___ Exercise input ___

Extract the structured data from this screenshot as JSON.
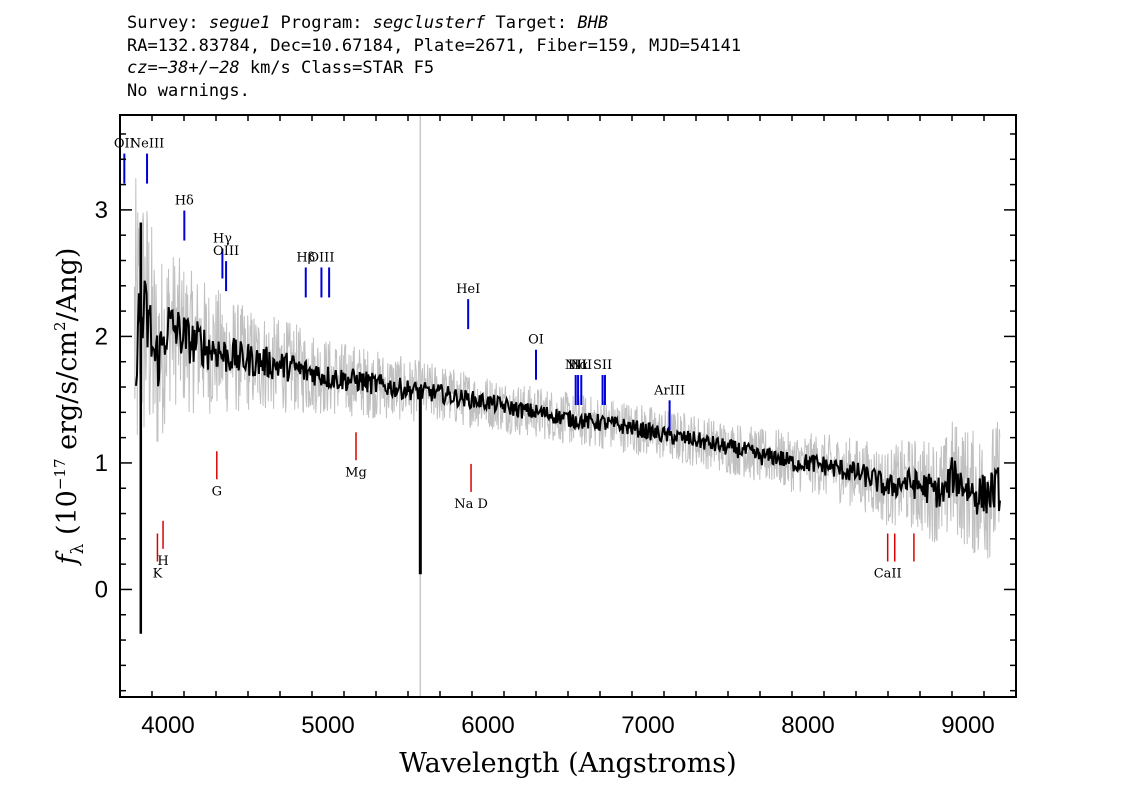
{
  "header": {
    "line1_survey_prefix": "Survey: ",
    "line1_survey": "segue1",
    "line1_program_prefix": " Program: ",
    "line1_program": "segclusterf",
    "line1_target_prefix": " Target: ",
    "line1_target": "BHB",
    "line2": "RA=132.83784, Dec=10.67184, Plate=2671, Fiber=159, MJD=54141",
    "line3_cz": "cz=−38+/−28",
    "line3_rest": " km/s Class=STAR F5",
    "line4": "No warnings."
  },
  "chart_data": {
    "type": "line",
    "xlabel": "Wavelength (Angstroms)",
    "ylabel": "fλ (10⁻¹⁷ erg/s/cm²/Ang)",
    "ylabel_symbol": "f",
    "ylabel_sub": "λ",
    "ylabel_rest_a": " (10",
    "ylabel_exp1": "−17",
    "ylabel_rest_b": " erg/s/cm",
    "ylabel_exp2": "2",
    "ylabel_rest_c": "/Ang)",
    "xlim": [
      3700,
      9300
    ],
    "ylim": [
      -0.85,
      3.75
    ],
    "x_ticks": [
      4000,
      5000,
      6000,
      7000,
      8000,
      9000
    ],
    "x_tick_labels": [
      "4000",
      "5000",
      "6000",
      "7000",
      "8000",
      "9000"
    ],
    "y_ticks": [
      0,
      1,
      2,
      3
    ],
    "y_tick_labels": [
      "0",
      "1",
      "2",
      "3"
    ],
    "sky_line_x": 5577,
    "colors": {
      "flux": "#000000",
      "error": "#c0c0c0",
      "emission": "#0000dd",
      "absorption": "#dd0000",
      "sky": "#c8c8c8"
    },
    "series": [
      {
        "role": "smoothed-flux",
        "x": [
          3800,
          3840,
          3880,
          3920,
          3960,
          4000,
          4050,
          4100,
          4150,
          4200,
          4250,
          4300,
          4350,
          4400,
          4450,
          4500,
          4550,
          4600,
          4650,
          4700,
          4750,
          4800,
          4850,
          4900,
          4950,
          5000,
          5100,
          5200,
          5300,
          5400,
          5500,
          5600,
          5700,
          5800,
          5900,
          6000,
          6100,
          6200,
          6300,
          6400,
          6500,
          6600,
          6700,
          6800,
          6900,
          7000,
          7100,
          7200,
          7300,
          7400,
          7500,
          7600,
          7700,
          7800,
          7900,
          8000,
          8100,
          8200,
          8300,
          8400,
          8500,
          8600,
          8700,
          8800,
          8850,
          8900,
          8950,
          9000,
          9050,
          9100,
          9150,
          9200
        ],
        "y": [
          2.0,
          2.15,
          2.1,
          1.8,
          1.9,
          2.1,
          2.05,
          2.0,
          1.95,
          1.95,
          1.9,
          1.9,
          1.85,
          1.85,
          1.82,
          1.82,
          1.8,
          1.8,
          1.78,
          1.77,
          1.76,
          1.75,
          1.72,
          1.72,
          1.7,
          1.68,
          1.66,
          1.65,
          1.62,
          1.6,
          1.58,
          1.56,
          1.55,
          1.52,
          1.5,
          1.48,
          1.45,
          1.42,
          1.4,
          1.38,
          1.35,
          1.33,
          1.32,
          1.3,
          1.28,
          1.25,
          1.22,
          1.2,
          1.18,
          1.15,
          1.12,
          1.1,
          1.05,
          1.05,
          1.0,
          1.0,
          0.98,
          0.95,
          0.92,
          0.88,
          0.8,
          0.85,
          0.82,
          0.78,
          0.75,
          0.9,
          0.85,
          0.8,
          0.75,
          0.75,
          0.78,
          0.8
        ]
      },
      {
        "role": "flux-error-envelope",
        "x": [
          3800,
          4000,
          4500,
          5000,
          5500,
          6000,
          6500,
          7000,
          7500,
          8000,
          8500,
          9000,
          9200
        ],
        "y_half_width": [
          0.9,
          0.45,
          0.3,
          0.22,
          0.18,
          0.15,
          0.15,
          0.15,
          0.15,
          0.17,
          0.22,
          0.35,
          0.4
        ]
      }
    ],
    "emission_lines": [
      {
        "label": "OII",
        "x": 3727,
        "y": 3.35
      },
      {
        "label": "NeIII",
        "x": 3869,
        "y": 3.35
      },
      {
        "label": "Hδ",
        "x": 4102,
        "y": 2.9
      },
      {
        "label": "Hγ",
        "x": 4340,
        "y": 2.6
      },
      {
        "label": "OIII",
        "x": 4363,
        "y": 2.5
      },
      {
        "label": "Hβ",
        "x": 4861,
        "y": 2.45
      },
      {
        "label": "OIII",
        "x": 4959,
        "y": 2.45
      },
      {
        "label": "",
        "x": 5007,
        "y": 2.45
      },
      {
        "label": "HeI",
        "x": 5876,
        "y": 2.2
      },
      {
        "label": "OI",
        "x": 6300,
        "y": 1.8
      },
      {
        "label": "NII",
        "x": 6548,
        "y": 1.6
      },
      {
        "label": "Hα",
        "x": 6563,
        "y": 1.6
      },
      {
        "label": "NII",
        "x": 6583,
        "y": 1.6
      },
      {
        "label": "SII",
        "x": 6716,
        "y": 1.6
      },
      {
        "label": "",
        "x": 6731,
        "y": 1.6
      },
      {
        "label": "ArIII",
        "x": 7135,
        "y": 1.4
      }
    ],
    "absorption_lines": [
      {
        "label": "K",
        "x": 3934,
        "y": 0.3
      },
      {
        "label": "H",
        "x": 3969,
        "y": 0.4
      },
      {
        "label": "G",
        "x": 4305,
        "y": 0.95
      },
      {
        "label": "Mg",
        "x": 5175,
        "y": 1.1
      },
      {
        "label": "Na D",
        "x": 5894,
        "y": 0.85
      },
      {
        "label": "CaII",
        "x": 8498,
        "y": 0.3
      },
      {
        "label": "",
        "x": 8542,
        "y": 0.3
      },
      {
        "label": "",
        "x": 8662,
        "y": 0.3
      }
    ]
  }
}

___

__Aim of the task__: Reproduce the full material exactly, excluding the pictures.

__Exercise output__:
Extract the structured data from this screenshot as JSON.
{
  "header": {
    "line1_survey_prefix": "Survey: ",
    "line1_survey": "segue1",
    "line1_program_prefix": " Program: ",
    "line1_program": "segclusterf",
    "line1_target_prefix": " Target: ",
    "line1_target": "BHB",
    "line2": "RA=132.83784, Dec=10.67184, Plate=2671, Fiber=159, MJD=54141",
    "line3_cz": "cz=−38+/−28",
    "line3_rest": " km/s Class=STAR F5",
    "line4": "No warnings."
  },
  "chart_data": {
    "type": "line",
    "xlabel": "Wavelength (Angstroms)",
    "ylabel": "fλ (10⁻¹⁷ erg/s/cm²/Ang)",
    "ylabel_symbol": "f",
    "ylabel_sub": "λ",
    "ylabel_rest_a": " (10",
    "ylabel_exp1": "−17",
    "ylabel_rest_b": " erg/s/cm",
    "ylabel_exp2": "2",
    "ylabel_rest_c": "/Ang)",
    "xlim": [
      3700,
      9300
    ],
    "ylim": [
      -0.85,
      3.75
    ],
    "x_ticks": [
      4000,
      5000,
      6000,
      7000,
      8000,
      9000
    ],
    "x_tick_labels": [
      "4000",
      "5000",
      "6000",
      "7000",
      "8000",
      "9000"
    ],
    "y_ticks": [
      0,
      1,
      2,
      3
    ],
    "y_tick_labels": [
      "0",
      "1",
      "2",
      "3"
    ],
    "sky_line_x": 5577,
    "colors": {
      "flux": "#000000",
      "error": "#c0c0c0",
      "emission": "#0000dd",
      "absorption": "#dd0000",
      "sky": "#c8c8c8"
    },
    "series": [
      {
        "role": "smoothed-flux",
        "x": [
          3800,
          3840,
          3880,
          3920,
          3960,
          4000,
          4050,
          4100,
          4150,
          4200,
          4250,
          4300,
          4350,
          4400,
          4450,
          4500,
          4550,
          4600,
          4650,
          4700,
          4750,
          4800,
          4850,
          4900,
          4950,
          5000,
          5100,
          5200,
          5300,
          5400,
          5500,
          5600,
          5700,
          5800,
          5900,
          6000,
          6100,
          6200,
          6300,
          6400,
          6500,
          6600,
          6700,
          6800,
          6900,
          7000,
          7100,
          7200,
          7300,
          7400,
          7500,
          7600,
          7700,
          7800,
          7900,
          8000,
          8100,
          8200,
          8300,
          8400,
          8500,
          8600,
          8700,
          8800,
          8850,
          8900,
          8950,
          9000,
          9050,
          9100,
          9150,
          9200
        ],
        "y": [
          2.0,
          2.15,
          2.1,
          1.8,
          1.9,
          2.1,
          2.05,
          2.0,
          1.95,
          1.95,
          1.9,
          1.9,
          1.85,
          1.85,
          1.82,
          1.82,
          1.8,
          1.8,
          1.78,
          1.77,
          1.76,
          1.75,
          1.72,
          1.72,
          1.7,
          1.68,
          1.66,
          1.65,
          1.62,
          1.6,
          1.58,
          1.56,
          1.55,
          1.52,
          1.5,
          1.48,
          1.45,
          1.42,
          1.4,
          1.38,
          1.35,
          1.33,
          1.32,
          1.3,
          1.28,
          1.25,
          1.22,
          1.2,
          1.18,
          1.15,
          1.12,
          1.1,
          1.05,
          1.05,
          1.0,
          1.0,
          0.98,
          0.95,
          0.92,
          0.88,
          0.8,
          0.85,
          0.82,
          0.78,
          0.75,
          0.9,
          0.85,
          0.8,
          0.75,
          0.75,
          0.78,
          0.8
        ]
      },
      {
        "role": "flux-error-envelope",
        "x": [
          3800,
          4000,
          4500,
          5000,
          5500,
          6000,
          6500,
          7000,
          7500,
          8000,
          8500,
          9000,
          9200
        ],
        "y_half_width": [
          0.9,
          0.45,
          0.3,
          0.22,
          0.18,
          0.15,
          0.15,
          0.15,
          0.15,
          0.17,
          0.22,
          0.35,
          0.4
        ]
      }
    ],
    "emission_lines": [
      {
        "label": "OII",
        "x": 3727,
        "y": 3.35
      },
      {
        "label": "NeIII",
        "x": 3869,
        "y": 3.35
      },
      {
        "label": "Hδ",
        "x": 4102,
        "y": 2.9
      },
      {
        "label": "Hγ",
        "x": 4340,
        "y": 2.6
      },
      {
        "label": "OIII",
        "x": 4363,
        "y": 2.5
      },
      {
        "label": "Hβ",
        "x": 4861,
        "y": 2.45
      },
      {
        "label": "OIII",
        "x": 4959,
        "y": 2.45
      },
      {
        "label": "",
        "x": 5007,
        "y": 2.45
      },
      {
        "label": "HeI",
        "x": 5876,
        "y": 2.2
      },
      {
        "label": "OI",
        "x": 6300,
        "y": 1.8
      },
      {
        "label": "NII",
        "x": 6548,
        "y": 1.6
      },
      {
        "label": "Hα",
        "x": 6563,
        "y": 1.6
      },
      {
        "label": "NII",
        "x": 6583,
        "y": 1.6
      },
      {
        "label": "SII",
        "x": 6716,
        "y": 1.6
      },
      {
        "label": "",
        "x": 6731,
        "y": 1.6
      },
      {
        "label": "ArIII",
        "x": 7135,
        "y": 1.4
      }
    ],
    "absorption_lines": [
      {
        "label": "K",
        "x": 3934,
        "y": 0.3
      },
      {
        "label": "H",
        "x": 3969,
        "y": 0.4
      },
      {
        "label": "G",
        "x": 4305,
        "y": 0.95
      },
      {
        "label": "Mg",
        "x": 5175,
        "y": 1.1
      },
      {
        "label": "Na D",
        "x": 5894,
        "y": 0.85
      },
      {
        "label": "CaII",
        "x": 8498,
        "y": 0.3
      },
      {
        "label": "",
        "x": 8542,
        "y": 0.3
      },
      {
        "label": "",
        "x": 8662,
        "y": 0.3
      }
    ]
  }
}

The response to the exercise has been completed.